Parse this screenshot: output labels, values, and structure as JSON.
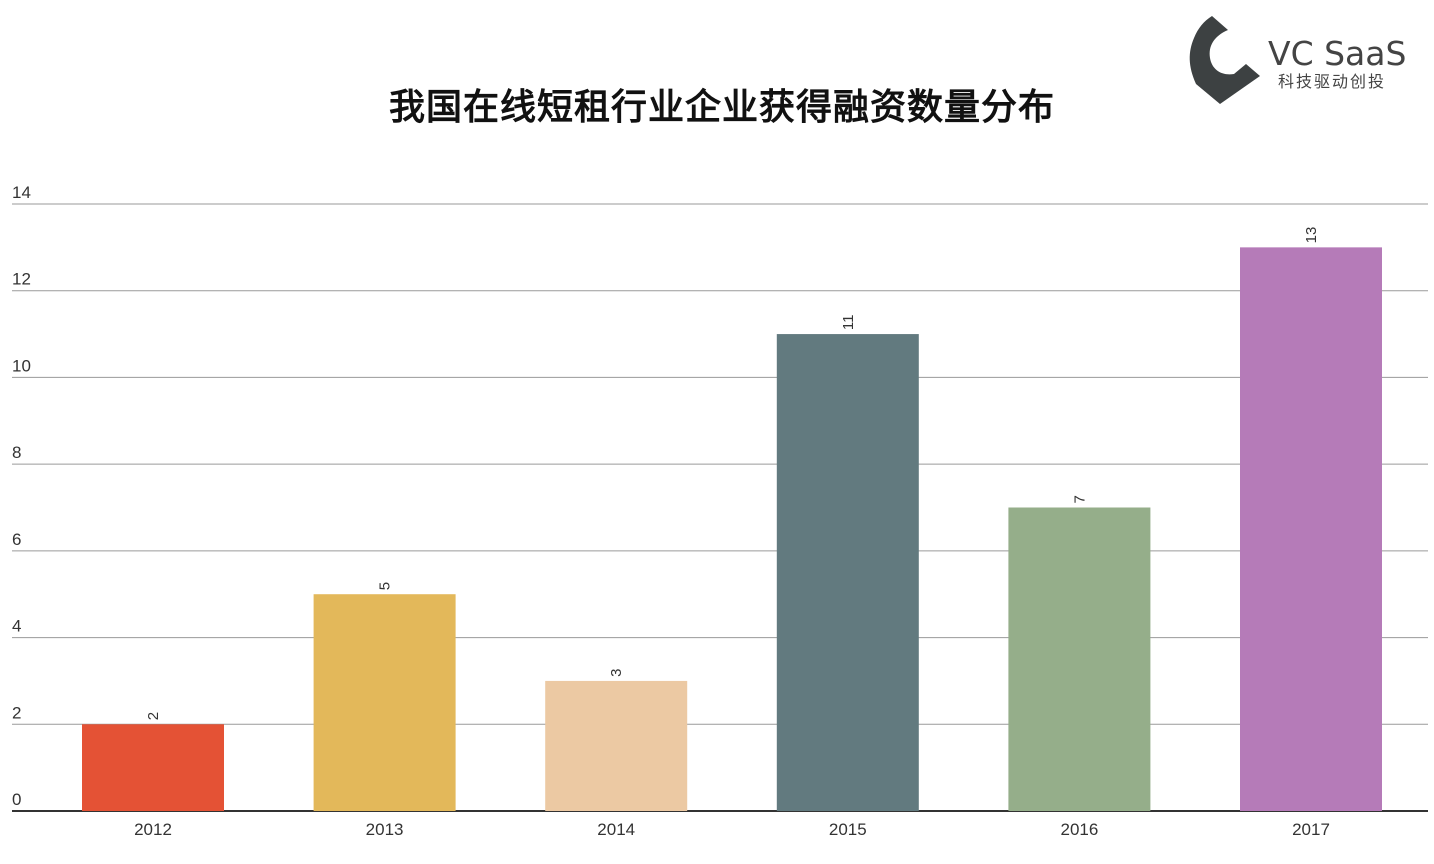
{
  "logo": {
    "name": "VC SaaS",
    "tagline": "科技驱动创投"
  },
  "chart_data": {
    "type": "bar",
    "title": "我国在线短租行业企业获得融资数量分布",
    "categories": [
      "2012",
      "2013",
      "2014",
      "2015",
      "2016",
      "2017"
    ],
    "values": [
      2,
      5,
      3,
      11,
      7,
      13
    ],
    "data_labels": [
      "2",
      "5",
      "3",
      "11",
      "7",
      "13"
    ],
    "colors": [
      "#e45235",
      "#e3b85a",
      "#ecc9a3",
      "#627a7f",
      "#95ae8a",
      "#b57bb8"
    ],
    "xlabel": "",
    "ylabel": "",
    "ylim": [
      0,
      14
    ],
    "yticks": [
      0,
      2,
      4,
      6,
      8,
      10,
      12,
      14
    ],
    "grid": true,
    "legend": "none"
  }
}
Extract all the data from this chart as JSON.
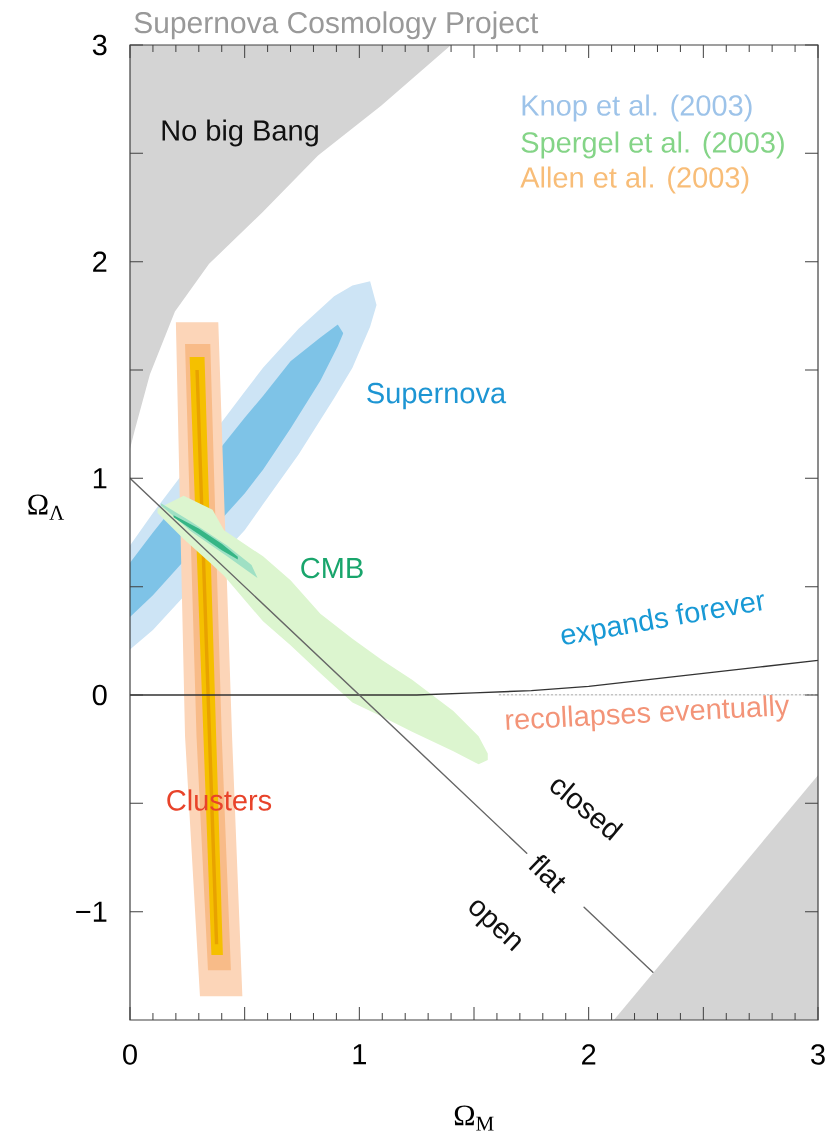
{
  "chart_data": {
    "type": "area",
    "title": "Supernova Cosmology Project",
    "xlabel": "Ω$_{M}$",
    "ylabel": "Ω$_{Λ}$",
    "xlim": [
      0,
      3
    ],
    "ylim": [
      -1.5,
      3
    ],
    "xticks": [
      0,
      {
        "value": 0.5,
        "label": null
      },
      1,
      {
        "value": 1.5,
        "label": null
      },
      2,
      {
        "value": 2.5,
        "label": null
      },
      3
    ],
    "yticks": [
      {
        "value": -1,
        "label": "−1"
      },
      {
        "value": -0.5,
        "label": null
      },
      0,
      {
        "value": 0.5,
        "label": null
      },
      1,
      {
        "value": 1.5,
        "label": null
      },
      2,
      {
        "value": 2.5,
        "label": null
      },
      3
    ],
    "series": [
      {
        "color": "#d4d4d4",
        "x": [
          0,
          0.02,
          0.087,
          0.196,
          0.345,
          0.58,
          0.82,
          1.095,
          1.4
        ],
        "values": [
          null,
          null,
          null,
          null,
          null,
          null,
          null,
          null,
          null
        ],
        "lower": [
          1.135,
          1.22,
          1.48,
          1.77,
          1.99,
          2.23,
          2.49,
          2.72,
          3.0
        ],
        "upper": [
          3,
          3,
          3,
          3,
          3,
          3,
          3,
          3,
          3
        ]
      },
      {
        "color": "#d4d4d4",
        "x": [
          2.11,
          3
        ],
        "values": [
          null,
          null
        ],
        "lower": [
          -1.5,
          -1.5
        ],
        "upper": [
          -1.5,
          -0.37
        ]
      },
      {
        "color": "#cde4f5",
        "x": [
          0,
          0.1,
          0.5,
          0.58,
          0.735,
          0.89,
          0.97,
          1.047,
          1.075
        ],
        "values": [
          null,
          null,
          null,
          null,
          null,
          null,
          null,
          null,
          null
        ],
        "lower": [
          0.21,
          0.3,
          0.76,
          0.88,
          1.11,
          1.37,
          1.51,
          1.7,
          1.8
        ],
        "upper": [
          0.69,
          0.84,
          1.4,
          1.51,
          1.69,
          1.84,
          1.89,
          1.91,
          1.8
        ]
      },
      {
        "color": "#7ec3e7",
        "x": [
          0,
          0.1,
          0.5,
          0.58,
          0.7,
          0.83,
          0.906,
          0.93
        ],
        "values": [
          null,
          null,
          null,
          null,
          null,
          null,
          null,
          null
        ],
        "lower": [
          0.36,
          0.46,
          0.93,
          1.04,
          1.23,
          1.45,
          1.61,
          1.67
        ],
        "upper": [
          0.61,
          0.75,
          1.28,
          1.38,
          1.54,
          1.65,
          1.71,
          1.67
        ]
      },
      {
        "color": "#fcd5b8",
        "x": [
          0.2,
          0.24,
          0.305,
          0.385,
          0.445,
          0.49
        ],
        "values": [
          null,
          null,
          null,
          null,
          null,
          null
        ],
        "lower": [
          1.72,
          -0.19,
          -1.39,
          -1.39,
          -1.39,
          -1.39
        ],
        "upper": [
          1.72,
          1.72,
          1.72,
          1.72,
          -0.19,
          -1.39
        ]
      },
      {
        "color": "#f8bb88",
        "x": [
          0.24,
          0.29,
          0.34,
          0.35,
          0.4,
          0.44
        ],
        "values": [
          null,
          null,
          null,
          null,
          null,
          null
        ],
        "lower": [
          1.62,
          -0.19,
          -1.27,
          -1.27,
          -1.27,
          -1.27
        ],
        "upper": [
          1.62,
          1.62,
          1.62,
          1.62,
          -0.19,
          -1.27
        ]
      },
      {
        "color": "#f5c000",
        "x": [
          0.26,
          0.325,
          0.355,
          0.405
        ],
        "values": [
          null,
          null,
          null,
          null
        ],
        "lower": [
          1.56,
          -0.33,
          -1.2,
          -1.2
        ],
        "upper": [
          1.56,
          1.56,
          0.525,
          -1.2
        ]
      },
      {
        "color": "#e8a200",
        "x": [
          0.285,
          0.3,
          0.37,
          0.385
        ],
        "values": [
          null,
          null,
          null,
          null
        ],
        "lower": [
          1.5,
          1.03,
          -1.15,
          -1.15
        ],
        "upper": [
          1.5,
          1.5,
          -0.68,
          -1.15
        ]
      },
      {
        "color": "#dcf5cf",
        "x": [
          0.12,
          0.234,
          0.36,
          0.41,
          0.58,
          0.7,
          0.83,
          0.97,
          1.1,
          1.23,
          1.41,
          1.52,
          1.56
        ],
        "values": [
          null,
          null,
          null,
          null,
          null,
          null,
          null,
          null,
          null,
          null,
          null,
          null,
          null
        ],
        "lower": [
          0.84,
          0.72,
          0.6,
          0.55,
          0.34,
          0.23,
          0.1,
          -0.035,
          -0.1,
          -0.17,
          -0.26,
          -0.32,
          -0.3
        ],
        "upper": [
          0.86,
          0.92,
          0.855,
          0.76,
          0.64,
          0.53,
          0.375,
          0.26,
          0.16,
          0.07,
          -0.074,
          -0.19,
          -0.27
        ]
      },
      {
        "color": "#9fe0c4",
        "x": [
          0.135,
          0.267,
          0.423,
          0.53,
          0.556
        ],
        "values": [
          null,
          null,
          null,
          null,
          null
        ],
        "lower": [
          0.875,
          0.755,
          0.64,
          0.56,
          0.54
        ],
        "upper": [
          0.885,
          0.8,
          0.69,
          0.6,
          0.54
        ]
      },
      {
        "color": "#35b585",
        "x": [
          0.19,
          0.3,
          0.4,
          0.47
        ],
        "values": [
          null,
          null,
          null,
          null
        ],
        "lower": [
          0.82,
          0.742,
          0.668,
          0.625
        ],
        "upper": [
          0.83,
          0.768,
          0.698,
          0.638
        ]
      },
      {
        "type": "line",
        "color": "#333333",
        "x": [
          0,
          1,
          1.25,
          1.5,
          1.75,
          2,
          2.25,
          2.5,
          2.75,
          3
        ],
        "values": [
          0,
          0,
          0,
          0.01,
          0.02,
          0.04,
          0.07,
          0.1,
          0.13,
          0.16
        ]
      },
      {
        "type": "line",
        "color": "#888888",
        "line_style": "dotted",
        "x": [
          1.61,
          3
        ],
        "values": [
          0,
          0
        ]
      },
      {
        "type": "line",
        "color": "#666666",
        "x": [
          0,
          1.73,
          1.86,
          1.98,
          2.28
        ],
        "values": [
          1,
          -0.73,
          null,
          -0.98,
          -1.28
        ]
      }
    ],
    "annotations": [
      "Knop et al. (2003)",
      "Spergel et al. (2003)",
      "Allen et al. (2003)",
      "No big Bang",
      "Supernova",
      "CMB",
      "Clusters",
      "expands forever",
      "recollapses eventually",
      "closed",
      "flat",
      "open"
    ]
  }
}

········

▸ TASK PROMPT
The lines to collect are those holding the string "title"; copy them all.

▸ EXPECTED ANSWER
    "title": "我国在线短租行业企业获得融资数量分布",
    "title": "Supernova Cosmology Project",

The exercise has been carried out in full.